Data extracted from a collection:
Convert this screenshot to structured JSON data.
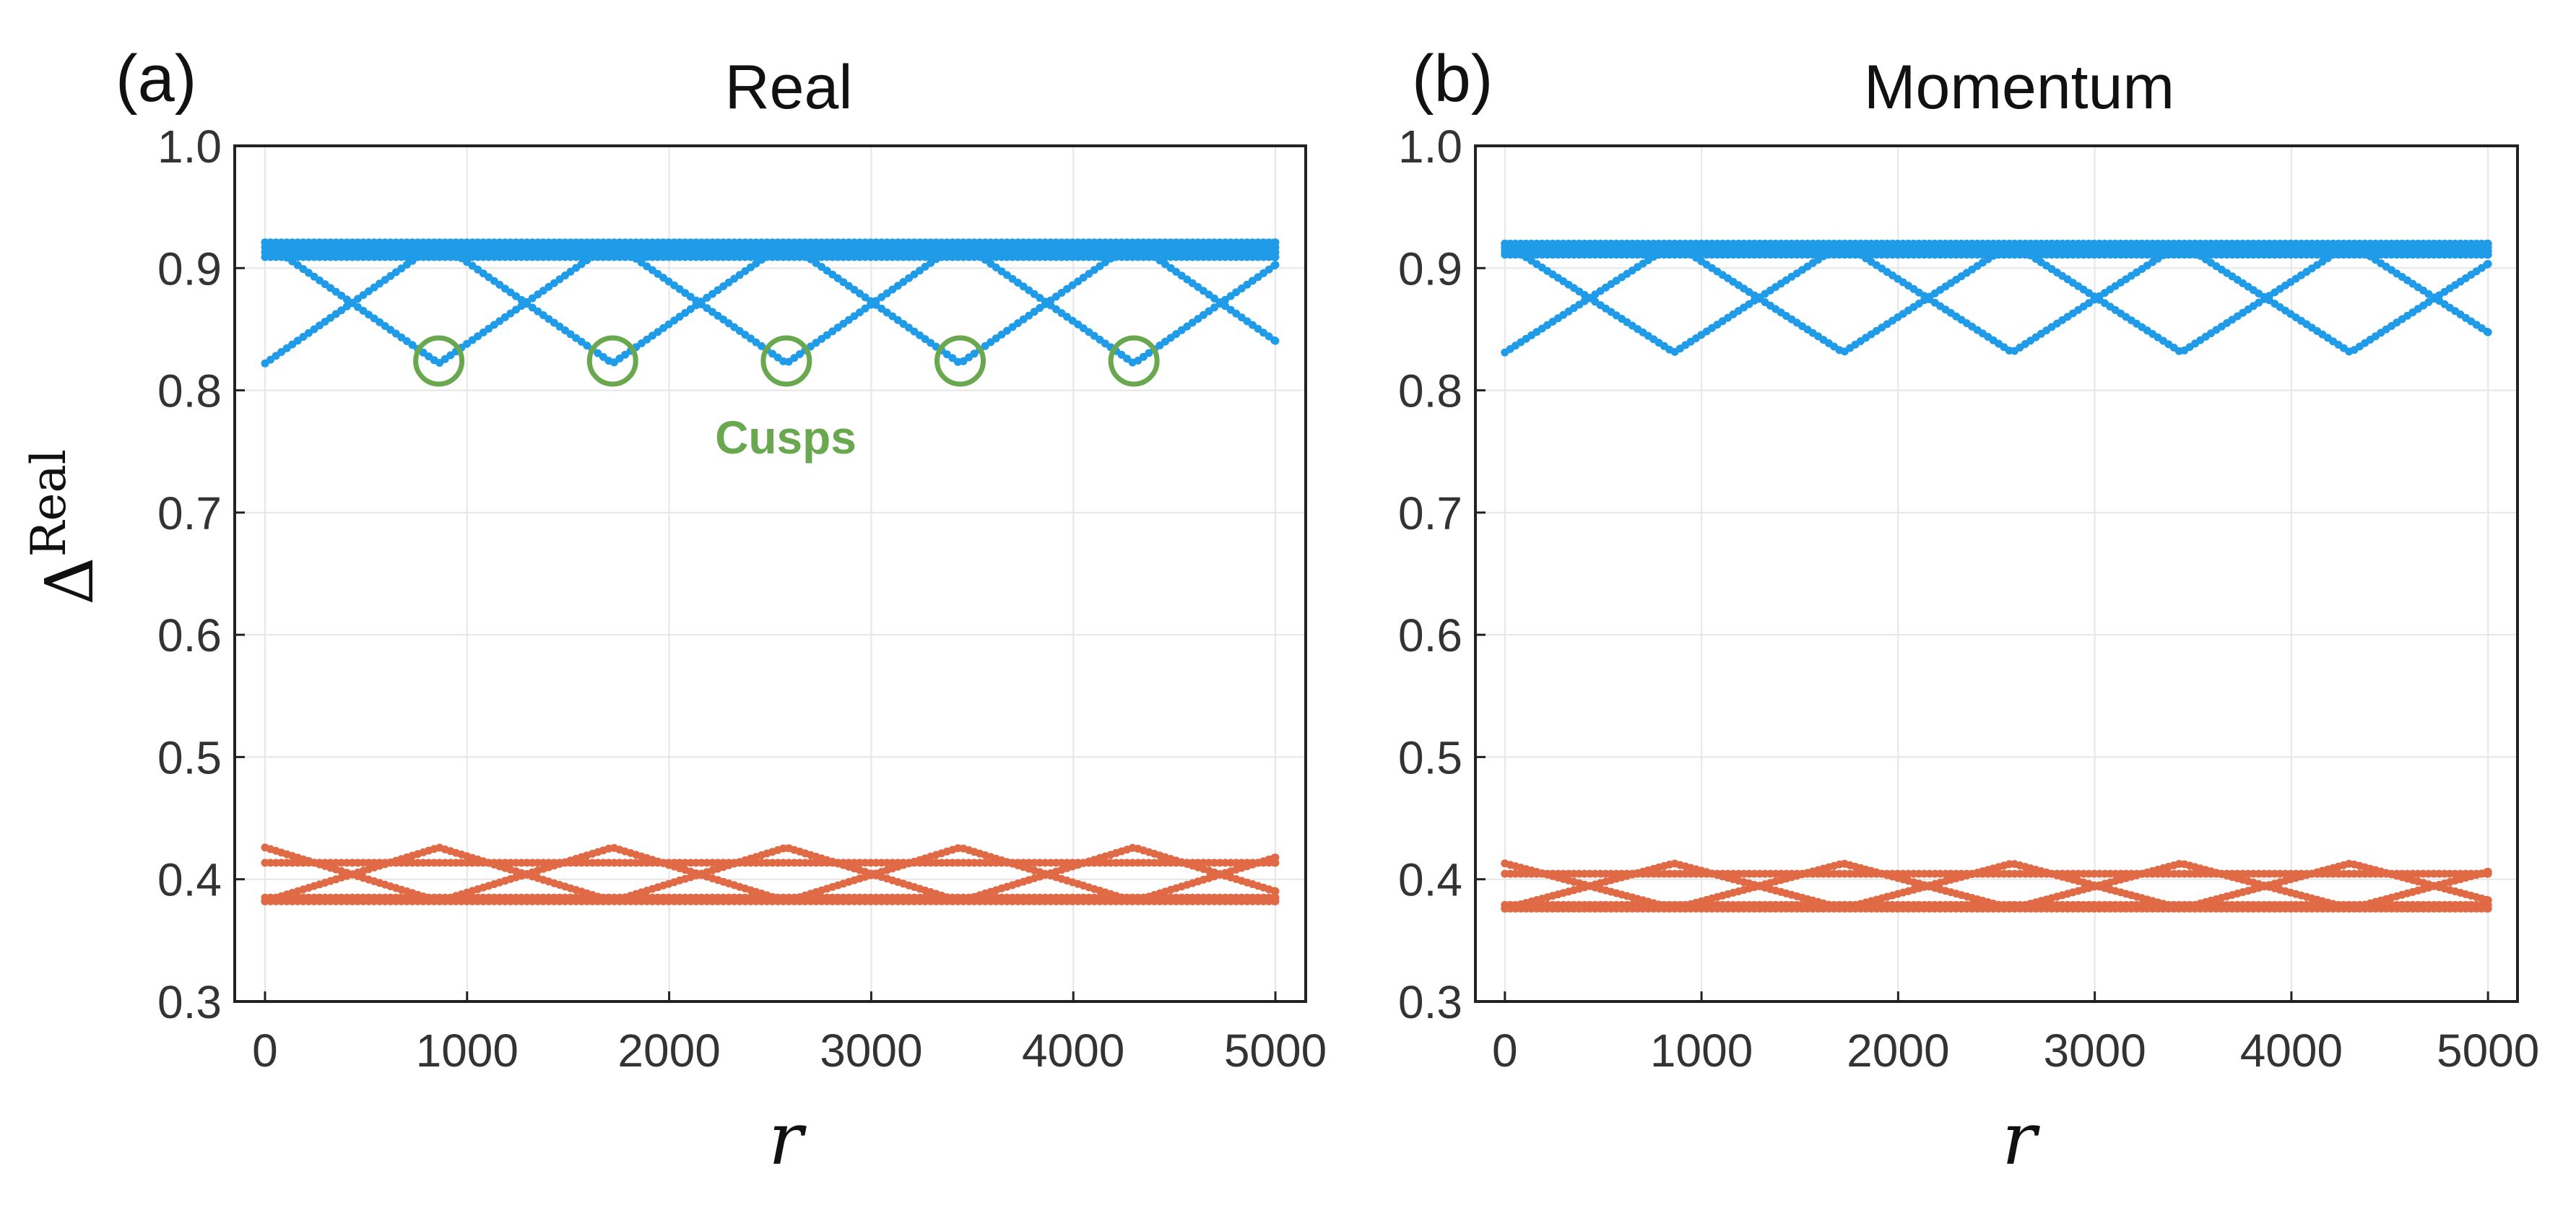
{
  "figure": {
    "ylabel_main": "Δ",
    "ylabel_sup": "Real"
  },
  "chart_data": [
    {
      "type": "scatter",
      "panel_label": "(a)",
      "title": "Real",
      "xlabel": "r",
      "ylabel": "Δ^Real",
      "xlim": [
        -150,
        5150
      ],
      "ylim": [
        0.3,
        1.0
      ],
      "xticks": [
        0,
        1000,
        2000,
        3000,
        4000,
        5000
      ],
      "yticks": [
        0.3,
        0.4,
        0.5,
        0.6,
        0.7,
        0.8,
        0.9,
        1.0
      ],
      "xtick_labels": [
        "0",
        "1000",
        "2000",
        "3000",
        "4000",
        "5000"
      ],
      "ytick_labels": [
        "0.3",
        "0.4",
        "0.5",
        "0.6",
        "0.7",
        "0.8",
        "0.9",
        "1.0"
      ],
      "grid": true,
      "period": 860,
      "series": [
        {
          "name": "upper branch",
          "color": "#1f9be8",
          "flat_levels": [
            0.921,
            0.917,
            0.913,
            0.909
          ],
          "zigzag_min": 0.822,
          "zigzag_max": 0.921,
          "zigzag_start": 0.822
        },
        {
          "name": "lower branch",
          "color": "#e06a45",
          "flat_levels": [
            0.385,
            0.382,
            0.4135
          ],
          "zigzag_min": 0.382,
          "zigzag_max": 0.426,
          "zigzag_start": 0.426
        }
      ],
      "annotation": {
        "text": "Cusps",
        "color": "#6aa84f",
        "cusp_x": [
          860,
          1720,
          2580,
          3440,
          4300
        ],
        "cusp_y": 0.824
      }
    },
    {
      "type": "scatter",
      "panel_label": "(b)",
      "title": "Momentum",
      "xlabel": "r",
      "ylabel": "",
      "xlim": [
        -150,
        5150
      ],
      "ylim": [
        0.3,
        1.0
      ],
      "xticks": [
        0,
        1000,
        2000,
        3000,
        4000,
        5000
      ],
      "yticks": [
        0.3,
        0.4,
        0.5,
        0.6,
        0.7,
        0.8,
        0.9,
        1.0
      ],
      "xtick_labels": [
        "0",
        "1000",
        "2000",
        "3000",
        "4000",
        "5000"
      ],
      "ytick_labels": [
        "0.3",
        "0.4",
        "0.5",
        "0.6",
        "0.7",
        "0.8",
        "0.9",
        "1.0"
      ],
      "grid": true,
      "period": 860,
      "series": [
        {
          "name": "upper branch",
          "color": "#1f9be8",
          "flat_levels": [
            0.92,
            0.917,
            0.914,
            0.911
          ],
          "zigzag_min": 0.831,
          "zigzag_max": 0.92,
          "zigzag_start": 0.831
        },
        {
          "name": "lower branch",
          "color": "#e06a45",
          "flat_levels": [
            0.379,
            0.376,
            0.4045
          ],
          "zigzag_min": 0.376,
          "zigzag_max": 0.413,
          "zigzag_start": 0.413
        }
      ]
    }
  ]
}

**The task:**
Make a verbatim copy of all the entries and strip out the pictures.

**Final answer:**
Convert this screenshot to structured JSON data.
{
  "figure": {
    "ylabel_main": "Δ",
    "ylabel_sup": "Real"
  },
  "chart_data": [
    {
      "type": "scatter",
      "panel_label": "(a)",
      "title": "Real",
      "xlabel": "r",
      "ylabel": "Δ^Real",
      "xlim": [
        -150,
        5150
      ],
      "ylim": [
        0.3,
        1.0
      ],
      "xticks": [
        0,
        1000,
        2000,
        3000,
        4000,
        5000
      ],
      "yticks": [
        0.3,
        0.4,
        0.5,
        0.6,
        0.7,
        0.8,
        0.9,
        1.0
      ],
      "xtick_labels": [
        "0",
        "1000",
        "2000",
        "3000",
        "4000",
        "5000"
      ],
      "ytick_labels": [
        "0.3",
        "0.4",
        "0.5",
        "0.6",
        "0.7",
        "0.8",
        "0.9",
        "1.0"
      ],
      "grid": true,
      "period": 860,
      "series": [
        {
          "name": "upper branch",
          "color": "#1f9be8",
          "flat_levels": [
            0.921,
            0.917,
            0.913,
            0.909
          ],
          "zigzag_min": 0.822,
          "zigzag_max": 0.921,
          "zigzag_start": 0.822
        },
        {
          "name": "lower branch",
          "color": "#e06a45",
          "flat_levels": [
            0.385,
            0.382,
            0.4135
          ],
          "zigzag_min": 0.382,
          "zigzag_max": 0.426,
          "zigzag_start": 0.426
        }
      ],
      "annotation": {
        "text": "Cusps",
        "color": "#6aa84f",
        "cusp_x": [
          860,
          1720,
          2580,
          3440,
          4300
        ],
        "cusp_y": 0.824
      }
    },
    {
      "type": "scatter",
      "panel_label": "(b)",
      "title": "Momentum",
      "xlabel": "r",
      "ylabel": "",
      "xlim": [
        -150,
        5150
      ],
      "ylim": [
        0.3,
        1.0
      ],
      "xticks": [
        0,
        1000,
        2000,
        3000,
        4000,
        5000
      ],
      "yticks": [
        0.3,
        0.4,
        0.5,
        0.6,
        0.7,
        0.8,
        0.9,
        1.0
      ],
      "xtick_labels": [
        "0",
        "1000",
        "2000",
        "3000",
        "4000",
        "5000"
      ],
      "ytick_labels": [
        "0.3",
        "0.4",
        "0.5",
        "0.6",
        "0.7",
        "0.8",
        "0.9",
        "1.0"
      ],
      "grid": true,
      "period": 860,
      "series": [
        {
          "name": "upper branch",
          "color": "#1f9be8",
          "flat_levels": [
            0.92,
            0.917,
            0.914,
            0.911
          ],
          "zigzag_min": 0.831,
          "zigzag_max": 0.92,
          "zigzag_start": 0.831
        },
        {
          "name": "lower branch",
          "color": "#e06a45",
          "flat_levels": [
            0.379,
            0.376,
            0.4045
          ],
          "zigzag_min": 0.376,
          "zigzag_max": 0.413,
          "zigzag_start": 0.413
        }
      ]
    }
  ]
}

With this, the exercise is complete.